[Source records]

* * * *

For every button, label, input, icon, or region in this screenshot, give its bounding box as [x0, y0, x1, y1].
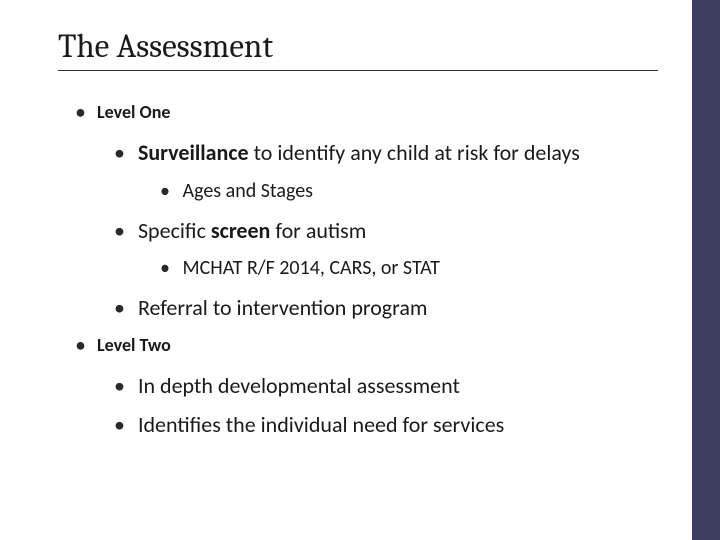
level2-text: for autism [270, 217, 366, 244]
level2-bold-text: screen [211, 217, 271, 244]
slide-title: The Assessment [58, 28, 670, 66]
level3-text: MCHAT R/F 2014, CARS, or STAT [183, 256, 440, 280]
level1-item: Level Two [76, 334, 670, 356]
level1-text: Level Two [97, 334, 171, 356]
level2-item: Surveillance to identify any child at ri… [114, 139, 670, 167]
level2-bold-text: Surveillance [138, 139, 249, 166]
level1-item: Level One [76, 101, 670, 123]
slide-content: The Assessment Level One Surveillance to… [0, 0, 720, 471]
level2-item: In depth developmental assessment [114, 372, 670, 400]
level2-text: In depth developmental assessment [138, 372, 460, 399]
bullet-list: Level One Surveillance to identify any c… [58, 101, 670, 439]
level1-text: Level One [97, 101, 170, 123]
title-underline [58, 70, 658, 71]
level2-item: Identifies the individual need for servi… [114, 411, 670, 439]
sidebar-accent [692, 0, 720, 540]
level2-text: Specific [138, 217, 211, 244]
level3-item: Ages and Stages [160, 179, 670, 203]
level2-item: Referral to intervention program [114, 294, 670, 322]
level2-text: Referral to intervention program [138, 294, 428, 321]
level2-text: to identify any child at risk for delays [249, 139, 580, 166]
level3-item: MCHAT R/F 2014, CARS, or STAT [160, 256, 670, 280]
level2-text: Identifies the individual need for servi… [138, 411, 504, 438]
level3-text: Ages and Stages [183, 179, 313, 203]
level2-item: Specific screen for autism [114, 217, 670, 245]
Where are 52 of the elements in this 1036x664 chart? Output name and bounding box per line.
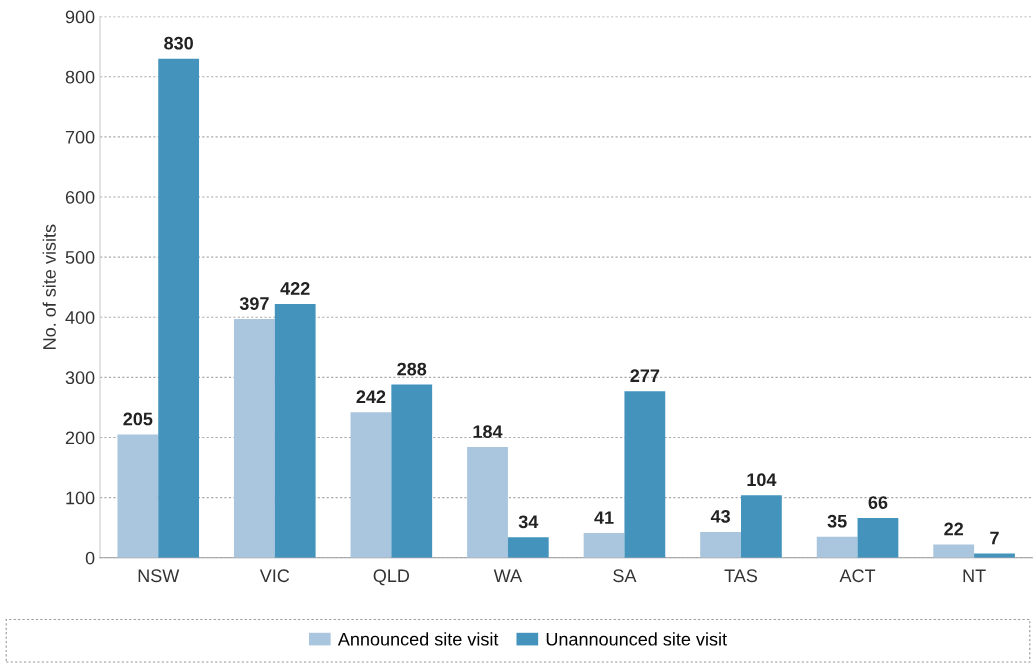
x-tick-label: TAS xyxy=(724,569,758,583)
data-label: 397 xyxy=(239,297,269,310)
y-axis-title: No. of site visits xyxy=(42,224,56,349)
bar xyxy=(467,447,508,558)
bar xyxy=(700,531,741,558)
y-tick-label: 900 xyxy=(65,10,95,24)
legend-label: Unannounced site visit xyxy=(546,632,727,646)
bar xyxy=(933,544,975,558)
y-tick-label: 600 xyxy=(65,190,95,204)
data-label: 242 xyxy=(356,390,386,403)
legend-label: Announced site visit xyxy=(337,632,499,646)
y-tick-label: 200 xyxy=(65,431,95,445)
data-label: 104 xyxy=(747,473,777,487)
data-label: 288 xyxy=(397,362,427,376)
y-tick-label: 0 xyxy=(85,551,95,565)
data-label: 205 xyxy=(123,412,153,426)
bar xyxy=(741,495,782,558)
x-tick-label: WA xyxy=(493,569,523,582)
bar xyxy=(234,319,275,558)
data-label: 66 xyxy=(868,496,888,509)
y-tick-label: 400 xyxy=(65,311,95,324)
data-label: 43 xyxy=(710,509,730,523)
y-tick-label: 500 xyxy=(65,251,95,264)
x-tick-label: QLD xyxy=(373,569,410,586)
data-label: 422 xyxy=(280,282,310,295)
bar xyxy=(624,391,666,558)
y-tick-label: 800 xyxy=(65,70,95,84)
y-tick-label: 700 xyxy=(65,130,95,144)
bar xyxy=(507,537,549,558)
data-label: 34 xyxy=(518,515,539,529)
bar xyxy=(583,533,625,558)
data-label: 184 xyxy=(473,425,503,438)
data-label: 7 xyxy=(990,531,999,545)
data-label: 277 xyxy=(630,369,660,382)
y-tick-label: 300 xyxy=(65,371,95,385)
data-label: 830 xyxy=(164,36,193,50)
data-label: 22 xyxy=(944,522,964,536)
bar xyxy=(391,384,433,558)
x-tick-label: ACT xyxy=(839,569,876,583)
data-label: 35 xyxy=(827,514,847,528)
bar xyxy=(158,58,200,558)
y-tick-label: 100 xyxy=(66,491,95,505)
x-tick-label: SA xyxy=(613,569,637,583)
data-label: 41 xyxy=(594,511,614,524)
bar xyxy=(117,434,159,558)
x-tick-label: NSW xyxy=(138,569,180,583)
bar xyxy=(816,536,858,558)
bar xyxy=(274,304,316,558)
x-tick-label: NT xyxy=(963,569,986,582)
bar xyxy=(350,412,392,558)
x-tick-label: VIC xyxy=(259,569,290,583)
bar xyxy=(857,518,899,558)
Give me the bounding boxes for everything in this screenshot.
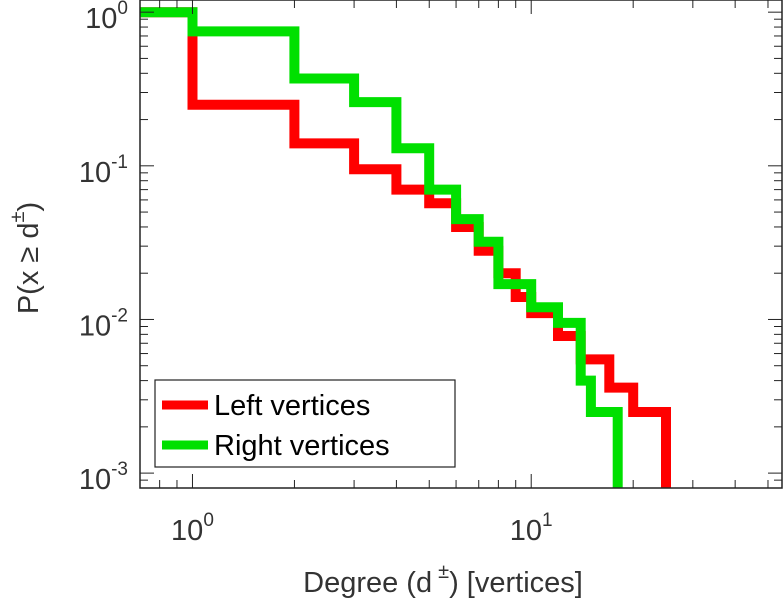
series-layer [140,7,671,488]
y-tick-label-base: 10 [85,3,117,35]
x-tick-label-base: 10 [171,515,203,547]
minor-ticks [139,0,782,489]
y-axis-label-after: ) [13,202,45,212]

* * * *

§ TO BE DONE:
Copy every line of the listing above word for word, leaving out the pictures.

§ RESPONSE TO THE TASK:
For every button, label, input, icon, or region in this screenshot, give its bounding box as [x0, y0, x1, y1].
level2-text: for autism [270, 217, 366, 244]
level2-bold-text: screen [211, 217, 271, 244]
slide-title: The Assessment [58, 28, 670, 66]
level3-text: MCHAT R/F 2014, CARS, or STAT [183, 256, 440, 280]
level1-item: Level Two [76, 334, 670, 356]
level1-text: Level Two [97, 334, 171, 356]
level2-item: Surveillance to identify any child at ri… [114, 139, 670, 167]
level2-bold-text: Surveillance [138, 139, 249, 166]
level1-item: Level One [76, 101, 670, 123]
slide-content: The Assessment Level One Surveillance to… [0, 0, 720, 471]
level2-item: In depth developmental assessment [114, 372, 670, 400]
level2-text: In depth developmental assessment [138, 372, 460, 399]
bullet-list: Level One Surveillance to identify any c… [58, 101, 670, 439]
level1-text: Level One [97, 101, 170, 123]
title-underline [58, 70, 658, 71]
level2-item: Identifies the individual need for servi… [114, 411, 670, 439]
sidebar-accent [692, 0, 720, 540]
level2-text: Specific [138, 217, 211, 244]
level3-item: Ages and Stages [160, 179, 670, 203]
level2-item: Referral to intervention program [114, 294, 670, 322]
level2-text: Referral to intervention program [138, 294, 428, 321]
level2-text: to identify any child at risk for delays [249, 139, 580, 166]
level3-item: MCHAT R/F 2014, CARS, or STAT [160, 256, 670, 280]
level2-text: Identifies the individual need for servi… [138, 411, 504, 438]
level3-text: Ages and Stages [183, 179, 313, 203]
level2-item: Specific screen for autism [114, 217, 670, 245]
Where are 52 of the elements in this 1036x664 chart? Output name and bounding box per line.
x-tick-label: TAS xyxy=(724,569,758,583)
data-label: 397 xyxy=(239,297,269,310)
y-axis-title: No. of site visits xyxy=(42,224,56,349)
bar xyxy=(467,447,508,558)
bar xyxy=(700,531,741,558)
y-tick-label: 900 xyxy=(65,10,95,24)
legend-label: Unannounced site visit xyxy=(546,632,727,646)
bar xyxy=(933,544,975,558)
y-tick-label: 600 xyxy=(65,190,95,204)
data-label: 242 xyxy=(356,390,386,403)
legend-label: Announced site visit xyxy=(337,632,499,646)
y-tick-label: 200 xyxy=(65,431,95,445)
data-label: 104 xyxy=(747,473,777,487)
data-label: 288 xyxy=(397,362,427,376)
y-tick-label: 0 xyxy=(85,551,95,565)
data-label: 205 xyxy=(123,412,153,426)
bar xyxy=(741,495,782,558)
x-tick-label: WA xyxy=(493,569,523,582)
bar xyxy=(234,319,275,558)
data-label: 66 xyxy=(868,496,888,509)
y-tick-label: 400 xyxy=(65,311,95,324)
data-label: 43 xyxy=(710,509,730,523)
y-tick-label: 500 xyxy=(65,251,95,264)
x-tick-label: QLD xyxy=(373,569,410,586)
data-label: 422 xyxy=(280,282,310,295)
bar xyxy=(624,391,666,558)
y-tick-label: 800 xyxy=(65,70,95,84)
y-tick-label: 700 xyxy=(65,130,95,144)
bar xyxy=(507,537,549,558)
data-label: 34 xyxy=(518,515,539,529)
bar xyxy=(583,533,625,558)
data-label: 184 xyxy=(473,425,503,438)
data-label: 7 xyxy=(990,531,999,545)
data-label: 277 xyxy=(630,369,660,382)
y-tick-label: 300 xyxy=(65,371,95,385)
data-label: 830 xyxy=(164,36,193,50)
data-label: 22 xyxy=(944,522,964,536)
bar xyxy=(391,384,433,558)
x-tick-label: ACT xyxy=(839,569,876,583)
data-label: 35 xyxy=(827,514,847,528)
bar xyxy=(158,58,200,558)
y-tick-label: 100 xyxy=(66,491,95,505)
x-tick-label: SA xyxy=(613,569,637,583)
data-label: 41 xyxy=(594,511,614,524)
bar xyxy=(117,434,159,558)
x-tick-label: NSW xyxy=(138,569,180,583)
bar xyxy=(816,536,858,558)
bar xyxy=(274,304,316,558)
x-tick-label: NT xyxy=(963,569,986,582)
bar xyxy=(350,412,392,558)
x-tick-label: VIC xyxy=(259,569,290,583)
bar xyxy=(857,518,899,558)
Give me the bounding boxes for everything in this screenshot.
series-layer [140,7,671,488]
y-tick-label-base: 10 [85,3,117,35]
x-tick-label-base: 10 [171,515,203,547]
minor-ticks [139,0,782,489]
y-axis-label-after: ) [13,202,45,212]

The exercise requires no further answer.